The records start

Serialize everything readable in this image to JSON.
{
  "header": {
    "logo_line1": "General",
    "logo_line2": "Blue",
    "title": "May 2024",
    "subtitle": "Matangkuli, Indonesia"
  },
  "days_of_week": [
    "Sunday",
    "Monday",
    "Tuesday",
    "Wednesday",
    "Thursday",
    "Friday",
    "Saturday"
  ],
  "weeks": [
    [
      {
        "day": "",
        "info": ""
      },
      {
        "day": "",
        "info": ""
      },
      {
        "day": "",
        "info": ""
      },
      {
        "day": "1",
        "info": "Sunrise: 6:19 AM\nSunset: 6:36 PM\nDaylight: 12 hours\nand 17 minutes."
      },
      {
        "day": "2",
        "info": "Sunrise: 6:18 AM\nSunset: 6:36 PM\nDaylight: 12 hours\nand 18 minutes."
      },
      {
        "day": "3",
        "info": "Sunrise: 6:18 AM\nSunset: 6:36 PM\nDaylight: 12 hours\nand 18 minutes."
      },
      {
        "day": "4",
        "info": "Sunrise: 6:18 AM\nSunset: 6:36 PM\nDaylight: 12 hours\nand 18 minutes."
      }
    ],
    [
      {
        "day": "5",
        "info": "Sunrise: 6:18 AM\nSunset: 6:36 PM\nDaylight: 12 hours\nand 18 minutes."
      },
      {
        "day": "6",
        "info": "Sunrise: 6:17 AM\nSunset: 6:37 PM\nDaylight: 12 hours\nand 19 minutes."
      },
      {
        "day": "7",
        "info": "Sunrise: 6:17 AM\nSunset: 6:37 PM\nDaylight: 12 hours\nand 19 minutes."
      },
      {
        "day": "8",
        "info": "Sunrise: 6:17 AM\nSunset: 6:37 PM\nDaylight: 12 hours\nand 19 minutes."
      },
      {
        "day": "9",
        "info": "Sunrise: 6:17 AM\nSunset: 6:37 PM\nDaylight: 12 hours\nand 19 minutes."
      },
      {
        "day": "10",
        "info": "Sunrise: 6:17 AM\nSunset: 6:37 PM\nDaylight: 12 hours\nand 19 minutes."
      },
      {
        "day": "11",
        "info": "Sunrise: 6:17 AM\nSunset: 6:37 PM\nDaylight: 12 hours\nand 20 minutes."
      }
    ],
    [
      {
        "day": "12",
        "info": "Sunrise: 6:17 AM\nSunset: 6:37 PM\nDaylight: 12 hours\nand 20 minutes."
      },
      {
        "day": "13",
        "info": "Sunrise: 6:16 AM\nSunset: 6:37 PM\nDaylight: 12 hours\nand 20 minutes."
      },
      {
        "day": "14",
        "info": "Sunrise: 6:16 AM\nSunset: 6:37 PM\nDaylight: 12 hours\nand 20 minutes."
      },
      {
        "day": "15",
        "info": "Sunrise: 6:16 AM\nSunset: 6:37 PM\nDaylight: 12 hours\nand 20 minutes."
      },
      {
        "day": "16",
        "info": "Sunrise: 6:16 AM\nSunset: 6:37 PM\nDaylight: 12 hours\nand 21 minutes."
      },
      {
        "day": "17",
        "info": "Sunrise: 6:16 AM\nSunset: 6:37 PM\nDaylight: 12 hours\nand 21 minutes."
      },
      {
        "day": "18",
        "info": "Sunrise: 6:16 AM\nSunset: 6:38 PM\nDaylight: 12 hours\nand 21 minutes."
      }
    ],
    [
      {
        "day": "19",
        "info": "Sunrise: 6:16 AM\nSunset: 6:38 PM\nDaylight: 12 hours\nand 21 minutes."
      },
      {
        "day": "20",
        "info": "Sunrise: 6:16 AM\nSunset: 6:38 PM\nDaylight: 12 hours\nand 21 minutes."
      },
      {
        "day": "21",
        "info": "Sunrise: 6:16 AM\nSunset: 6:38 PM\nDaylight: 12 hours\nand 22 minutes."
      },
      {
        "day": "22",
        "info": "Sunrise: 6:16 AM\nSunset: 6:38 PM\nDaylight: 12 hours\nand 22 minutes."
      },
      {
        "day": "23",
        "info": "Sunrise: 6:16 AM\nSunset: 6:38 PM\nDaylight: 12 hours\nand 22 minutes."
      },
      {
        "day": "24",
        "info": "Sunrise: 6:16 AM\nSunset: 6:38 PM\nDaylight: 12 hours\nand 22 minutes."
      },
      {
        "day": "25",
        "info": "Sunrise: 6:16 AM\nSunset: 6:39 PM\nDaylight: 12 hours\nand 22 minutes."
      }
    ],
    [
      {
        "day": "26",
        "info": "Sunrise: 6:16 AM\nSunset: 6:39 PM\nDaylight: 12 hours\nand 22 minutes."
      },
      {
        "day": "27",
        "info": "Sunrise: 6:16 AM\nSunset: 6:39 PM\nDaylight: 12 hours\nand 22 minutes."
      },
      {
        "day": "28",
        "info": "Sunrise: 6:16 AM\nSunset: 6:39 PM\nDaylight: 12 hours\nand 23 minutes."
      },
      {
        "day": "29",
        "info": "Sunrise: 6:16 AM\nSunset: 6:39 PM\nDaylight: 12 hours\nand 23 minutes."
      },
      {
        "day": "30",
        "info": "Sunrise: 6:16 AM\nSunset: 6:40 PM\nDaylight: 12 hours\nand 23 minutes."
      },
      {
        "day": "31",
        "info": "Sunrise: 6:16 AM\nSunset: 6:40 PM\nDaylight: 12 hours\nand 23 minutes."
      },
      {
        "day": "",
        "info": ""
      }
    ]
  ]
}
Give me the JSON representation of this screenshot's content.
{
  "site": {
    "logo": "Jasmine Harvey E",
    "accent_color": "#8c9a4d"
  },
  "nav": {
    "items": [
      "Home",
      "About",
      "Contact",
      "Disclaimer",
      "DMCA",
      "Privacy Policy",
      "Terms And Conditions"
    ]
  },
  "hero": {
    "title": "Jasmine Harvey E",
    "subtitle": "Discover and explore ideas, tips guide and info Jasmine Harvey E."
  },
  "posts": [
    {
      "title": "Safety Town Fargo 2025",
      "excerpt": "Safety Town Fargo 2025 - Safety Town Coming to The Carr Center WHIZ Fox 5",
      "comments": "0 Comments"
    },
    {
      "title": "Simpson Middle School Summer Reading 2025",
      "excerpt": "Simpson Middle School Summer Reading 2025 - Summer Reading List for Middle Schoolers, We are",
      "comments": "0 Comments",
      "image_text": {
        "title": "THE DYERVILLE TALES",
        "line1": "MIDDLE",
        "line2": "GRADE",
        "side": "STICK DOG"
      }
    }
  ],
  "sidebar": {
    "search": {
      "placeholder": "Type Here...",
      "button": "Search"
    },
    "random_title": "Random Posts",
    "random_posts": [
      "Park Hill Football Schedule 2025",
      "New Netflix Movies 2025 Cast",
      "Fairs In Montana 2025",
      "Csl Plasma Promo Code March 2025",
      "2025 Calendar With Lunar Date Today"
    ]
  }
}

The records end

Work instructions: Repeat the data in its entirety, character for character.

Exercise solution:
Serialize everything readable in this image to JSON.
{
  "header": {
    "logo_line1": "General",
    "logo_line2": "Blue",
    "title": "May 2024",
    "subtitle": "Matangkuli, Indonesia"
  },
  "days_of_week": [
    "Sunday",
    "Monday",
    "Tuesday",
    "Wednesday",
    "Thursday",
    "Friday",
    "Saturday"
  ],
  "weeks": [
    [
      {
        "day": "",
        "info": ""
      },
      {
        "day": "",
        "info": ""
      },
      {
        "day": "",
        "info": ""
      },
      {
        "day": "1",
        "info": "Sunrise: 6:19 AM\nSunset: 6:36 PM\nDaylight: 12 hours\nand 17 minutes."
      },
      {
        "day": "2",
        "info": "Sunrise: 6:18 AM\nSunset: 6:36 PM\nDaylight: 12 hours\nand 18 minutes."
      },
      {
        "day": "3",
        "info": "Sunrise: 6:18 AM\nSunset: 6:36 PM\nDaylight: 12 hours\nand 18 minutes."
      },
      {
        "day": "4",
        "info": "Sunrise: 6:18 AM\nSunset: 6:36 PM\nDaylight: 12 hours\nand 18 minutes."
      }
    ],
    [
      {
        "day": "5",
        "info": "Sunrise: 6:18 AM\nSunset: 6:36 PM\nDaylight: 12 hours\nand 18 minutes."
      },
      {
        "day": "6",
        "info": "Sunrise: 6:17 AM\nSunset: 6:37 PM\nDaylight: 12 hours\nand 19 minutes."
      },
      {
        "day": "7",
        "info": "Sunrise: 6:17 AM\nSunset: 6:37 PM\nDaylight: 12 hours\nand 19 minutes."
      },
      {
        "day": "8",
        "info": "Sunrise: 6:17 AM\nSunset: 6:37 PM\nDaylight: 12 hours\nand 19 minutes."
      },
      {
        "day": "9",
        "info": "Sunrise: 6:17 AM\nSunset: 6:37 PM\nDaylight: 12 hours\nand 19 minutes."
      },
      {
        "day": "10",
        "info": "Sunrise: 6:17 AM\nSunset: 6:37 PM\nDaylight: 12 hours\nand 19 minutes."
      },
      {
        "day": "11",
        "info": "Sunrise: 6:17 AM\nSunset: 6:37 PM\nDaylight: 12 hours\nand 20 minutes."
      }
    ],
    [
      {
        "day": "12",
        "info": "Sunrise: 6:17 AM\nSunset: 6:37 PM\nDaylight: 12 hours\nand 20 minutes."
      },
      {
        "day": "13",
        "info": "Sunrise: 6:16 AM\nSunset: 6:37 PM\nDaylight: 12 hours\nand 20 minutes."
      },
      {
        "day": "14",
        "info": "Sunrise: 6:16 AM\nSunset: 6:37 PM\nDaylight: 12 hours\nand 20 minutes."
      },
      {
        "day": "15",
        "info": "Sunrise: 6:16 AM\nSunset: 6:37 PM\nDaylight: 12 hours\nand 20 minutes."
      },
      {
        "day": "16",
        "info": "Sunrise: 6:16 AM\nSunset: 6:37 PM\nDaylight: 12 hours\nand 21 minutes."
      },
      {
        "day": "17",
        "info": "Sunrise: 6:16 AM\nSunset: 6:37 PM\nDaylight: 12 hours\nand 21 minutes."
      },
      {
        "day": "18",
        "info": "Sunrise: 6:16 AM\nSunset: 6:38 PM\nDaylight: 12 hours\nand 21 minutes."
      }
    ],
    [
      {
        "day": "19",
        "info": "Sunrise: 6:16 AM\nSunset: 6:38 PM\nDaylight: 12 hours\nand 21 minutes."
      },
      {
        "day": "20",
        "info": "Sunrise: 6:16 AM\nSunset: 6:38 PM\nDaylight: 12 hours\nand 21 minutes."
      },
      {
        "day": "21",
        "info": "Sunrise: 6:16 AM\nSunset: 6:38 PM\nDaylight: 12 hours\nand 22 minutes."
      },
      {
        "day": "22",
        "info": "Sunrise: 6:16 AM\nSunset: 6:38 PM\nDaylight: 12 hours\nand 22 minutes."
      },
      {
        "day": "23",
        "info": "Sunrise: 6:16 AM\nSunset: 6:38 PM\nDaylight: 12 hours\nand 22 minutes."
      },
      {
        "day": "24",
        "info": "Sunrise: 6:16 AM\nSunset: 6:38 PM\nDaylight: 12 hours\nand 22 minutes."
      },
      {
        "day": "25",
        "info": "Sunrise: 6:16 AM\nSunset: 6:39 PM\nDaylight: 12 hours\nand 22 minutes."
      }
    ],
    [
      {
        "day": "26",
        "info": "Sunrise: 6:16 AM\nSunset: 6:39 PM\nDaylight: 12 hours\nand 22 minutes."
      },
      {
        "day": "27",
        "info": "Sunrise: 6:16 AM\nSunset: 6:39 PM\nDaylight: 12 hours\nand 22 minutes."
      },
      {
        "day": "28",
        "info": "Sunrise: 6:16 AM\nSunset: 6:39 PM\nDaylight: 12 hours\nand 23 minutes."
      },
      {
        "day": "29",
        "info": "Sunrise: 6:16 AM\nSunset: 6:39 PM\nDaylight: 12 hours\nand 23 minutes."
      },
      {
        "day": "30",
        "info": "Sunrise: 6:16 AM\nSunset: 6:40 PM\nDaylight: 12 hours\nand 23 minutes."
      },
      {
        "day": "31",
        "info": "Sunrise: 6:16 AM\nSunset: 6:40 PM\nDaylight: 12 hours\nand 23 minutes."
      },
      {
        "day": "",
        "info": ""
      }
    ]
  ]
}
Give me the JSON representation of this screenshot's content.
{
  "site": {
    "logo": "Jasmine Harvey E",
    "accent_color": "#8c9a4d"
  },
  "nav": {
    "items": [
      "Home",
      "About",
      "Contact",
      "Disclaimer",
      "DMCA",
      "Privacy Policy",
      "Terms And Conditions"
    ]
  },
  "hero": {
    "title": "Jasmine Harvey E",
    "subtitle": "Discover and explore ideas, tips guide and info Jasmine Harvey E."
  },
  "posts": [
    {
      "title": "Safety Town Fargo 2025",
      "excerpt": "Safety Town Fargo 2025 - Safety Town Coming to The Carr Center WHIZ Fox 5",
      "comments": "0 Comments"
    },
    {
      "title": "Simpson Middle School Summer Reading 2025",
      "excerpt": "Simpson Middle School Summer Reading 2025 - Summer Reading List for Middle Schoolers, We are",
      "comments": "0 Comments",
      "image_text": {
        "title": "THE DYERVILLE TALES",
        "line1": "MIDDLE",
        "line2": "GRADE",
        "side": "STICK DOG"
      }
    }
  ],
  "sidebar": {
    "search": {
      "placeholder": "Type Here...",
      "button": "Search"
    },
    "random_title": "Random Posts",
    "random_posts": [
      "Park Hill Football Schedule 2025",
      "New Netflix Movies 2025 Cast",
      "Fairs In Montana 2025",
      "Csl Plasma Promo Code March 2025",
      "2025 Calendar With Lunar Date Today"
    ]
  }
}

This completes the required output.